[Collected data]
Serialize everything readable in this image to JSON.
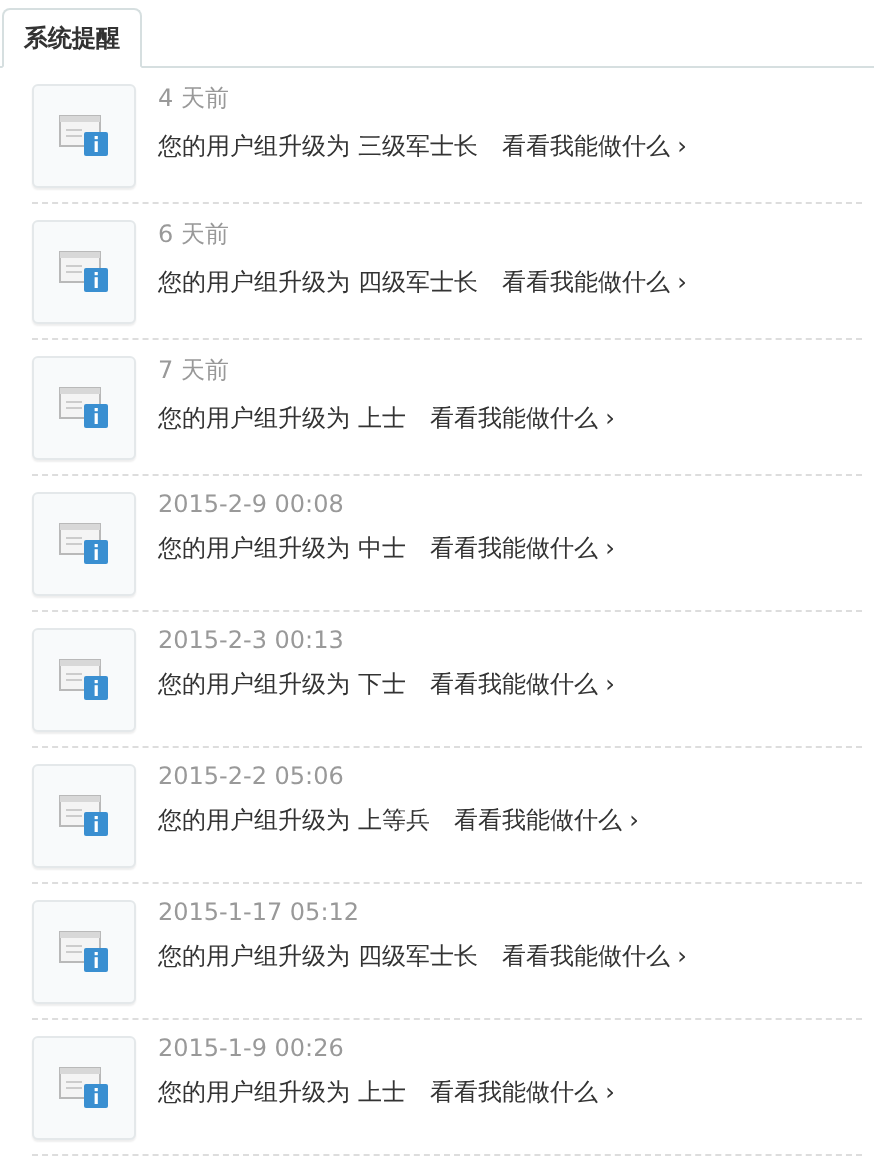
{
  "tabs": [
    {
      "label": "系统提醒",
      "selected": true
    }
  ],
  "notices": [
    {
      "time": "4 天前",
      "message": "您的用户组升级为 三级军士长",
      "link": "看看我能做什么 ›"
    },
    {
      "time": "6 天前",
      "message": "您的用户组升级为 四级军士长",
      "link": "看看我能做什么 ›"
    },
    {
      "time": "7 天前",
      "message": "您的用户组升级为 上士",
      "link": "看看我能做什么 ›"
    },
    {
      "time": "2015-2-9 00:08",
      "message": "您的用户组升级为 中士",
      "link": "看看我能做什么 ›"
    },
    {
      "time": "2015-2-3 00:13",
      "message": "您的用户组升级为 下士",
      "link": "看看我能做什么 ›"
    },
    {
      "time": "2015-2-2 05:06",
      "message": "您的用户组升级为 上等兵",
      "link": "看看我能做什么 ›"
    },
    {
      "time": "2015-1-17 05:12",
      "message": "您的用户组升级为 四级军士长",
      "link": "看看我能做什么 ›"
    },
    {
      "time": "2015-1-9 00:26",
      "message": "您的用户组升级为 上士",
      "link": "看看我能做什么 ›"
    }
  ]
}
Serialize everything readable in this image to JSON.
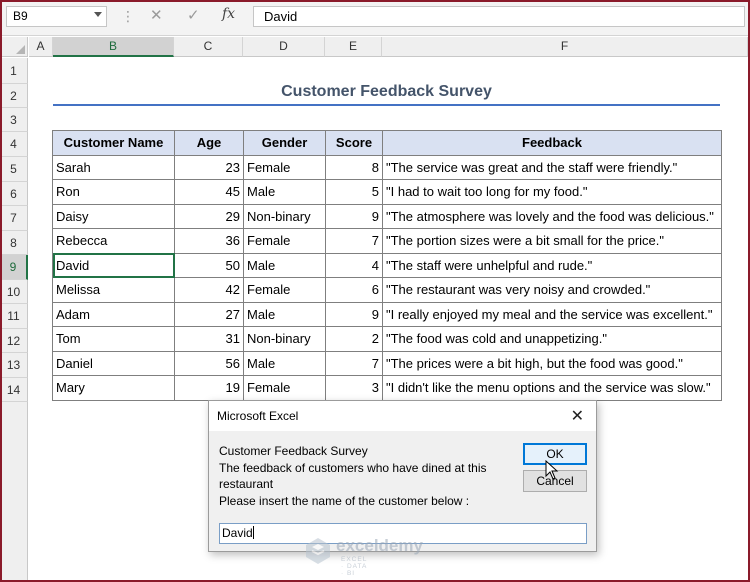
{
  "formula_bar": {
    "name_box": "B9",
    "cancel_icon": "✕",
    "enter_icon": "✓",
    "fx_label": "fx",
    "formula_value": "David"
  },
  "columns": [
    "A",
    "B",
    "C",
    "D",
    "E",
    "F"
  ],
  "selected_column": "B",
  "rows": [
    "1",
    "2",
    "3",
    "4",
    "5",
    "6",
    "7",
    "8",
    "9",
    "10",
    "11",
    "12",
    "13",
    "14"
  ],
  "selected_row": "9",
  "sheet": {
    "title": "Customer Feedback Survey",
    "headers": [
      "Customer Name",
      "Age",
      "Gender",
      "Score",
      "Feedback"
    ],
    "records": [
      {
        "name": "Sarah",
        "age": "23",
        "gender": "Female",
        "score": "8",
        "feedback": "\"The service was great and the staff were friendly.\""
      },
      {
        "name": "Ron",
        "age": "45",
        "gender": "Male",
        "score": "5",
        "feedback": "\"I had to wait too long for my food.\""
      },
      {
        "name": "Daisy",
        "age": "29",
        "gender": "Non-binary",
        "score": "9",
        "feedback": "\"The atmosphere was lovely and the food was delicious.\""
      },
      {
        "name": "Rebecca",
        "age": "36",
        "gender": "Female",
        "score": "7",
        "feedback": "\"The portion sizes were a bit small for the price.\""
      },
      {
        "name": "David",
        "age": "50",
        "gender": "Male",
        "score": "4",
        "feedback": "\"The staff were unhelpful and rude.\""
      },
      {
        "name": "Melissa",
        "age": "42",
        "gender": "Female",
        "score": "6",
        "feedback": "\"The restaurant was very noisy and crowded.\""
      },
      {
        "name": "Adam",
        "age": "27",
        "gender": "Male",
        "score": "9",
        "feedback": "\"I really enjoyed my meal and the service was excellent.\""
      },
      {
        "name": "Tom",
        "age": "31",
        "gender": "Non-binary",
        "score": "2",
        "feedback": "\"The food was cold and unappetizing.\""
      },
      {
        "name": "Daniel",
        "age": "56",
        "gender": "Male",
        "score": "7",
        "feedback": "\"The prices were a bit high, but the food was good.\""
      },
      {
        "name": "Mary",
        "age": "19",
        "gender": "Female",
        "score": "3",
        "feedback": "\"I didn't like the menu options and the service was slow.\""
      }
    ]
  },
  "dialog": {
    "title": "Microsoft Excel",
    "close_icon": "✕",
    "prompt_lines": [
      "Customer Feedback Survey",
      "The feedback of customers who have dined at this restaurant",
      "Please insert the name of the customer below :"
    ],
    "ok_label": "OK",
    "cancel_label": "Cancel",
    "input_value": "David"
  },
  "watermark": {
    "name": "exceldemy",
    "tagline": "EXCEL · DATA · BI"
  },
  "colors": {
    "header_fill": "#d9e1f2",
    "title_color": "#44546a",
    "title_underline": "#4472c4",
    "selection_green": "#217346",
    "window_border": "#8a1a2a"
  }
}
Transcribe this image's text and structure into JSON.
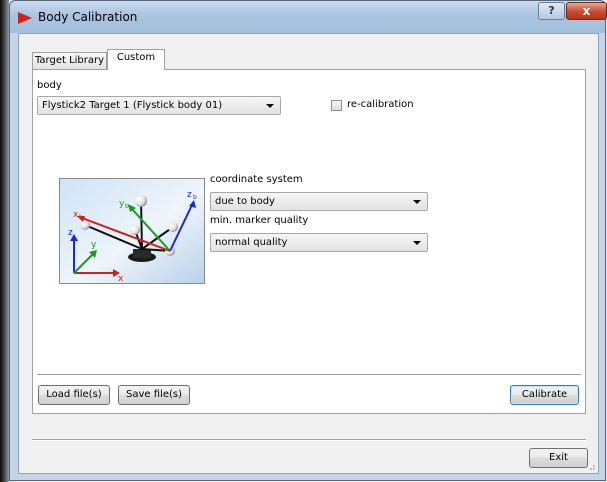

TASK PROMPT: Leaving the pictures aside, transcribe the entire listing exactly.

RESULT FOR THIS EXERCISE:
Serialize everything readable in this image to JSON.
{
  "tabs": [
    {
      "label": "系统提醒",
      "selected": true
    }
  ],
  "notices": [
    {
      "time": "4 天前",
      "message": "您的用户组升级为 三级军士长",
      "link": "看看我能做什么 ›"
    },
    {
      "time": "6 天前",
      "message": "您的用户组升级为 四级军士长",
      "link": "看看我能做什么 ›"
    },
    {
      "time": "7 天前",
      "message": "您的用户组升级为 上士",
      "link": "看看我能做什么 ›"
    },
    {
      "time": "2015-2-9 00:08",
      "message": "您的用户组升级为 中士",
      "link": "看看我能做什么 ›"
    },
    {
      "time": "2015-2-3 00:13",
      "message": "您的用户组升级为 下士",
      "link": "看看我能做什么 ›"
    },
    {
      "time": "2015-2-2 05:06",
      "message": "您的用户组升级为 上等兵",
      "link": "看看我能做什么 ›"
    },
    {
      "time": "2015-1-17 05:12",
      "message": "您的用户组升级为 四级军士长",
      "link": "看看我能做什么 ›"
    },
    {
      "time": "2015-1-9 00:26",
      "message": "您的用户组升级为 上士",
      "link": "看看我能做什么 ›"
    }
  ]
}
Serialize everything readable in this image to JSON.
{
  "formula_bar": {
    "name_box": "B9",
    "cancel_icon": "✕",
    "enter_icon": "✓",
    "fx_label": "fx",
    "formula_value": "David"
  },
  "columns": [
    "A",
    "B",
    "C",
    "D",
    "E",
    "F"
  ],
  "selected_column": "B",
  "rows": [
    "1",
    "2",
    "3",
    "4",
    "5",
    "6",
    "7",
    "8",
    "9",
    "10",
    "11",
    "12",
    "13",
    "14"
  ],
  "selected_row": "9",
  "sheet": {
    "title": "Customer Feedback Survey",
    "headers": [
      "Customer Name",
      "Age",
      "Gender",
      "Score",
      "Feedback"
    ],
    "records": [
      {
        "name": "Sarah",
        "age": "23",
        "gender": "Female",
        "score": "8",
        "feedback": "\"The service was great and the staff were friendly.\""
      },
      {
        "name": "Ron",
        "age": "45",
        "gender": "Male",
        "score": "5",
        "feedback": "\"I had to wait too long for my food.\""
      },
      {
        "name": "Daisy",
        "age": "29",
        "gender": "Non-binary",
        "score": "9",
        "feedback": "\"The atmosphere was lovely and the food was delicious.\""
      },
      {
        "name": "Rebecca",
        "age": "36",
        "gender": "Female",
        "score": "7",
        "feedback": "\"The portion sizes were a bit small for the price.\""
      },
      {
        "name": "David",
        "age": "50",
        "gender": "Male",
        "score": "4",
        "feedback": "\"The staff were unhelpful and rude.\""
      },
      {
        "name": "Melissa",
        "age": "42",
        "gender": "Female",
        "score": "6",
        "feedback": "\"The restaurant was very noisy and crowded.\""
      },
      {
        "name": "Adam",
        "age": "27",
        "gender": "Male",
        "score": "9",
        "feedback": "\"I really enjoyed my meal and the service was excellent.\""
      },
      {
        "name": "Tom",
        "age": "31",
        "gender": "Non-binary",
        "score": "2",
        "feedback": "\"The food was cold and unappetizing.\""
      },
      {
        "name": "Daniel",
        "age": "56",
        "gender": "Male",
        "score": "7",
        "feedback": "\"The prices were a bit high, but the food was good.\""
      },
      {
        "name": "Mary",
        "age": "19",
        "gender": "Female",
        "score": "3",
        "feedback": "\"I didn't like the menu options and the service was slow.\""
      }
    ]
  },
  "dialog": {
    "title": "Microsoft Excel",
    "close_icon": "✕",
    "prompt_lines": [
      "Customer Feedback Survey",
      "The feedback of customers who have dined at this restaurant",
      "Please insert the name of the customer below :"
    ],
    "ok_label": "OK",
    "cancel_label": "Cancel",
    "input_value": "David"
  },
  "watermark": {
    "name": "exceldemy",
    "tagline": "EXCEL · DATA · BI"
  },
  "colors": {
    "header_fill": "#d9e1f2",
    "title_color": "#44546a",
    "title_underline": "#4472c4",
    "selection_green": "#217346",
    "window_border": "#8a1a2a"
  }
}
Transcribe this image's text and structure into JSON.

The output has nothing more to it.